+++ ENTRIES SUPPLIED +++

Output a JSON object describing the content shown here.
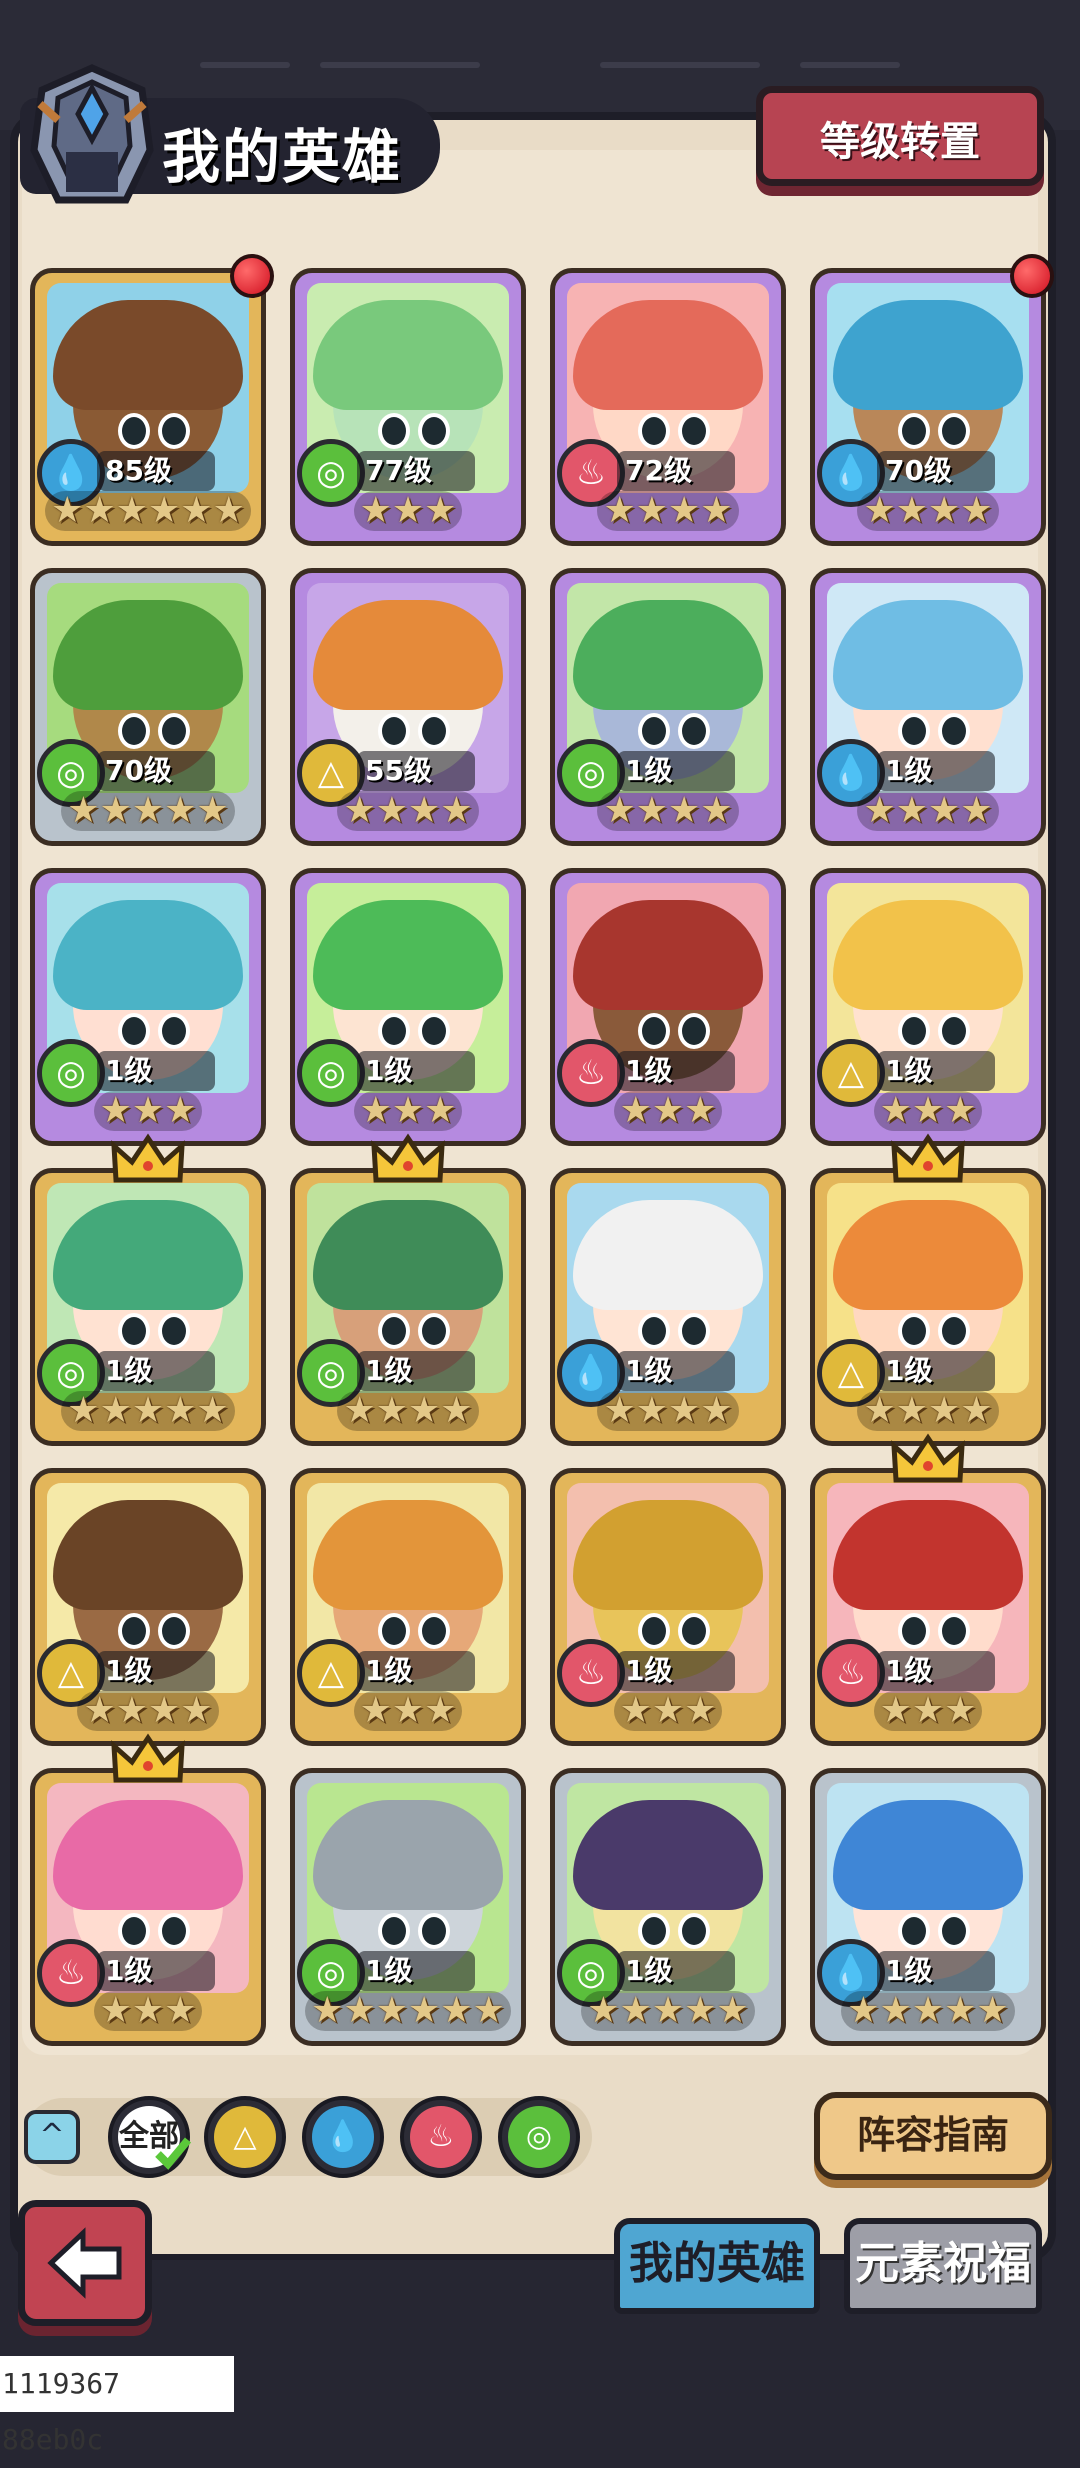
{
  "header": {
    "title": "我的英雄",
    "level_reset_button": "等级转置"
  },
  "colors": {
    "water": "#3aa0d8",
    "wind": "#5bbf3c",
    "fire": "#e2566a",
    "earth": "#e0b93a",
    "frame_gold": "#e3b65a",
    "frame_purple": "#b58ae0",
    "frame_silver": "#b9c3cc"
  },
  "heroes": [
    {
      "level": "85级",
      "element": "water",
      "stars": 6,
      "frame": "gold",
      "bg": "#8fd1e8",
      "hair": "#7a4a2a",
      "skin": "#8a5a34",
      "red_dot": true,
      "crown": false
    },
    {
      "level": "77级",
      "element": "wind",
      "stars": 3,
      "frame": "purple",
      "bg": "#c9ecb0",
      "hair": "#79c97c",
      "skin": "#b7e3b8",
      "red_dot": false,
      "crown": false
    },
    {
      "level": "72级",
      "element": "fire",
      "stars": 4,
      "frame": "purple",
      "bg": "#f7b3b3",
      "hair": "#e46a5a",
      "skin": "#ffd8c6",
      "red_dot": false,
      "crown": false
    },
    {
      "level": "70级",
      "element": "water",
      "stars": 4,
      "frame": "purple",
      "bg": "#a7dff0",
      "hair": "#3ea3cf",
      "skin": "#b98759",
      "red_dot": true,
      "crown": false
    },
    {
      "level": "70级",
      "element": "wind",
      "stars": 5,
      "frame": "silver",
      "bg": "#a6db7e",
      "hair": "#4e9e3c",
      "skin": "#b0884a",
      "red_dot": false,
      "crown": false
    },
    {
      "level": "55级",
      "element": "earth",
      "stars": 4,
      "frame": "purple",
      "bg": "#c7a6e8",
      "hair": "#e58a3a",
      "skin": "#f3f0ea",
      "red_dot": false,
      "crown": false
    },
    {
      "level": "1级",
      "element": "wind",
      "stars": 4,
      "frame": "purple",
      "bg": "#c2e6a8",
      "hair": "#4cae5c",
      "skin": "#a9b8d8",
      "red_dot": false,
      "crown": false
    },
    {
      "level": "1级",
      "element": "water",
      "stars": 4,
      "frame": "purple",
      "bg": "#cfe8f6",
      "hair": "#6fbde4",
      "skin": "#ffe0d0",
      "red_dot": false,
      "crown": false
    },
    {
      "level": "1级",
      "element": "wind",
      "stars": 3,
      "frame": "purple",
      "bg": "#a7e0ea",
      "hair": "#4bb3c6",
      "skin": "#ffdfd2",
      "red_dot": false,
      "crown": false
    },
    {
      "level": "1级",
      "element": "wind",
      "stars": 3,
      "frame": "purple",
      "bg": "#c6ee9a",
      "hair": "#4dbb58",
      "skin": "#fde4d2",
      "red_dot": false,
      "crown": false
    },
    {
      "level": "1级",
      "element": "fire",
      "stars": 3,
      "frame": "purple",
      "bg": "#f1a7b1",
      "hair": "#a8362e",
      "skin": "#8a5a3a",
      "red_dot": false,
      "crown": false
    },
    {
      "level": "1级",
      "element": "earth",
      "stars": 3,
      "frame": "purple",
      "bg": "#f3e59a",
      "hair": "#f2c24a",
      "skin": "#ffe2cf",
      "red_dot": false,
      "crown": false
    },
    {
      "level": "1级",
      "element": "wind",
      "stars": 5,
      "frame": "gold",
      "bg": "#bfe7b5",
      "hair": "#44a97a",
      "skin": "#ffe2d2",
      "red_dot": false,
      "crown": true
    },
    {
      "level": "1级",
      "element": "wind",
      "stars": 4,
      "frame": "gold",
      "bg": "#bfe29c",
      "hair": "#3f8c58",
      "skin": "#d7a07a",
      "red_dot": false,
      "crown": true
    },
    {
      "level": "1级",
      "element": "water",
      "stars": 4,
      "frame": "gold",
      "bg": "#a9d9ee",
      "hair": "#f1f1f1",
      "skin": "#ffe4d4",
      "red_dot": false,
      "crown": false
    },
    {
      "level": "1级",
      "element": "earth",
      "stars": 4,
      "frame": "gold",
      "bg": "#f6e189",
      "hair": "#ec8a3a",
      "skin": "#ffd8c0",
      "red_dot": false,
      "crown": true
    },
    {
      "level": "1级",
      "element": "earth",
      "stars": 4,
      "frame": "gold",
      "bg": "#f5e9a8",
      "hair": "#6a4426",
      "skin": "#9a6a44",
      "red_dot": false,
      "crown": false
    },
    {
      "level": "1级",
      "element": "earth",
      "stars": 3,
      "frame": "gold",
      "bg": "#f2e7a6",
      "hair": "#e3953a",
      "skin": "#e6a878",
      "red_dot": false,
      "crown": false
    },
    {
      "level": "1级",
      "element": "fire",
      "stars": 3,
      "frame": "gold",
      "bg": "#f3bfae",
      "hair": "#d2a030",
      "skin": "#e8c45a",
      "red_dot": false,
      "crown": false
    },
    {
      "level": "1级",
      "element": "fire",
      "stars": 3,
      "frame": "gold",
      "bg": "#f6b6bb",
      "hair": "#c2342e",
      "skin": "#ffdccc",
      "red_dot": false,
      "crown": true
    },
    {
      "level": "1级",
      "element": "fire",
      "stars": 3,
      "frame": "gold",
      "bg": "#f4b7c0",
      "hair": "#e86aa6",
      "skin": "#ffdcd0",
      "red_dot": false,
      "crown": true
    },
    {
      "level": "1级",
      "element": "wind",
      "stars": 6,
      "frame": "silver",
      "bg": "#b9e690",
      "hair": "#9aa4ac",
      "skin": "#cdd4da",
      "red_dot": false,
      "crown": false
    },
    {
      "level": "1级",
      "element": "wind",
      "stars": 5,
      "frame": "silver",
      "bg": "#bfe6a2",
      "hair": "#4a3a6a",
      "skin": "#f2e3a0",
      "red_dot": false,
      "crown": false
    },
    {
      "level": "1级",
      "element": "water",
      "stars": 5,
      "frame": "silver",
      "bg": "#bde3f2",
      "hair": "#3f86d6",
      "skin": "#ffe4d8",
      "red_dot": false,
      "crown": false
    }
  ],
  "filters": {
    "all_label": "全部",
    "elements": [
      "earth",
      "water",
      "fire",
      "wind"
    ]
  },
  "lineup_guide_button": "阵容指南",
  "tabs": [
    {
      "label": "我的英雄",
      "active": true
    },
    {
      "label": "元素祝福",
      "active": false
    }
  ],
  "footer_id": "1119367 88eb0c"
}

+++

§ YOUR TASK:
Return each line of the data, keeping its wording exact and omitting pictures.

§ ANSWER BELOW:
Output a JSON object describing the content shown here.
{
  "header": {
    "title": "我的英雄",
    "level_reset_button": "等级转置"
  },
  "colors": {
    "water": "#3aa0d8",
    "wind": "#5bbf3c",
    "fire": "#e2566a",
    "earth": "#e0b93a",
    "frame_gold": "#e3b65a",
    "frame_purple": "#b58ae0",
    "frame_silver": "#b9c3cc"
  },
  "heroes": [
    {
      "level": "85级",
      "element": "water",
      "stars": 6,
      "frame": "gold",
      "bg": "#8fd1e8",
      "hair": "#7a4a2a",
      "skin": "#8a5a34",
      "red_dot": true,
      "crown": false
    },
    {
      "level": "77级",
      "element": "wind",
      "stars": 3,
      "frame": "purple",
      "bg": "#c9ecb0",
      "hair": "#79c97c",
      "skin": "#b7e3b8",
      "red_dot": false,
      "crown": false
    },
    {
      "level": "72级",
      "element": "fire",
      "stars": 4,
      "frame": "purple",
      "bg": "#f7b3b3",
      "hair": "#e46a5a",
      "skin": "#ffd8c6",
      "red_dot": false,
      "crown": false
    },
    {
      "level": "70级",
      "element": "water",
      "stars": 4,
      "frame": "purple",
      "bg": "#a7dff0",
      "hair": "#3ea3cf",
      "skin": "#b98759",
      "red_dot": true,
      "crown": false
    },
    {
      "level": "70级",
      "element": "wind",
      "stars": 5,
      "frame": "silver",
      "bg": "#a6db7e",
      "hair": "#4e9e3c",
      "skin": "#b0884a",
      "red_dot": false,
      "crown": false
    },
    {
      "level": "55级",
      "element": "earth",
      "stars": 4,
      "frame": "purple",
      "bg": "#c7a6e8",
      "hair": "#e58a3a",
      "skin": "#f3f0ea",
      "red_dot": false,
      "crown": false
    },
    {
      "level": "1级",
      "element": "wind",
      "stars": 4,
      "frame": "purple",
      "bg": "#c2e6a8",
      "hair": "#4cae5c",
      "skin": "#a9b8d8",
      "red_dot": false,
      "crown": false
    },
    {
      "level": "1级",
      "element": "water",
      "stars": 4,
      "frame": "purple",
      "bg": "#cfe8f6",
      "hair": "#6fbde4",
      "skin": "#ffe0d0",
      "red_dot": false,
      "crown": false
    },
    {
      "level": "1级",
      "element": "wind",
      "stars": 3,
      "frame": "purple",
      "bg": "#a7e0ea",
      "hair": "#4bb3c6",
      "skin": "#ffdfd2",
      "red_dot": false,
      "crown": false
    },
    {
      "level": "1级",
      "element": "wind",
      "stars": 3,
      "frame": "purple",
      "bg": "#c6ee9a",
      "hair": "#4dbb58",
      "skin": "#fde4d2",
      "red_dot": false,
      "crown": false
    },
    {
      "level": "1级",
      "element": "fire",
      "stars": 3,
      "frame": "purple",
      "bg": "#f1a7b1",
      "hair": "#a8362e",
      "skin": "#8a5a3a",
      "red_dot": false,
      "crown": false
    },
    {
      "level": "1级",
      "element": "earth",
      "stars": 3,
      "frame": "purple",
      "bg": "#f3e59a",
      "hair": "#f2c24a",
      "skin": "#ffe2cf",
      "red_dot": false,
      "crown": false
    },
    {
      "level": "1级",
      "element": "wind",
      "stars": 5,
      "frame": "gold",
      "bg": "#bfe7b5",
      "hair": "#44a97a",
      "skin": "#ffe2d2",
      "red_dot": false,
      "crown": true
    },
    {
      "level": "1级",
      "element": "wind",
      "stars": 4,
      "frame": "gold",
      "bg": "#bfe29c",
      "hair": "#3f8c58",
      "skin": "#d7a07a",
      "red_dot": false,
      "crown": true
    },
    {
      "level": "1级",
      "element": "water",
      "stars": 4,
      "frame": "gold",
      "bg": "#a9d9ee",
      "hair": "#f1f1f1",
      "skin": "#ffe4d4",
      "red_dot": false,
      "crown": false
    },
    {
      "level": "1级",
      "element": "earth",
      "stars": 4,
      "frame": "gold",
      "bg": "#f6e189",
      "hair": "#ec8a3a",
      "skin": "#ffd8c0",
      "red_dot": false,
      "crown": true
    },
    {
      "level": "1级",
      "element": "earth",
      "stars": 4,
      "frame": "gold",
      "bg": "#f5e9a8",
      "hair": "#6a4426",
      "skin": "#9a6a44",
      "red_dot": false,
      "crown": false
    },
    {
      "level": "1级",
      "element": "earth",
      "stars": 3,
      "frame": "gold",
      "bg": "#f2e7a6",
      "hair": "#e3953a",
      "skin": "#e6a878",
      "red_dot": false,
      "crown": false
    },
    {
      "level": "1级",
      "element": "fire",
      "stars": 3,
      "frame": "gold",
      "bg": "#f3bfae",
      "hair": "#d2a030",
      "skin": "#e8c45a",
      "red_dot": false,
      "crown": false
    },
    {
      "level": "1级",
      "element": "fire",
      "stars": 3,
      "frame": "gold",
      "bg": "#f6b6bb",
      "hair": "#c2342e",
      "skin": "#ffdccc",
      "red_dot": false,
      "crown": true
    },
    {
      "level": "1级",
      "element": "fire",
      "stars": 3,
      "frame": "gold",
      "bg": "#f4b7c0",
      "hair": "#e86aa6",
      "skin": "#ffdcd0",
      "red_dot": false,
      "crown": true
    },
    {
      "level": "1级",
      "element": "wind",
      "stars": 6,
      "frame": "silver",
      "bg": "#b9e690",
      "hair": "#9aa4ac",
      "skin": "#cdd4da",
      "red_dot": false,
      "crown": false
    },
    {
      "level": "1级",
      "element": "wind",
      "stars": 5,
      "frame": "silver",
      "bg": "#bfe6a2",
      "hair": "#4a3a6a",
      "skin": "#f2e3a0",
      "red_dot": false,
      "crown": false
    },
    {
      "level": "1级",
      "element": "water",
      "stars": 5,
      "frame": "silver",
      "bg": "#bde3f2",
      "hair": "#3f86d6",
      "skin": "#ffe4d8",
      "red_dot": false,
      "crown": false
    }
  ],
  "filters": {
    "all_label": "全部",
    "elements": [
      "earth",
      "water",
      "fire",
      "wind"
    ]
  },
  "lineup_guide_button": "阵容指南",
  "tabs": [
    {
      "label": "我的英雄",
      "active": true
    },
    {
      "label": "元素祝福",
      "active": false
    }
  ],
  "footer_id": "1119367 88eb0c"
}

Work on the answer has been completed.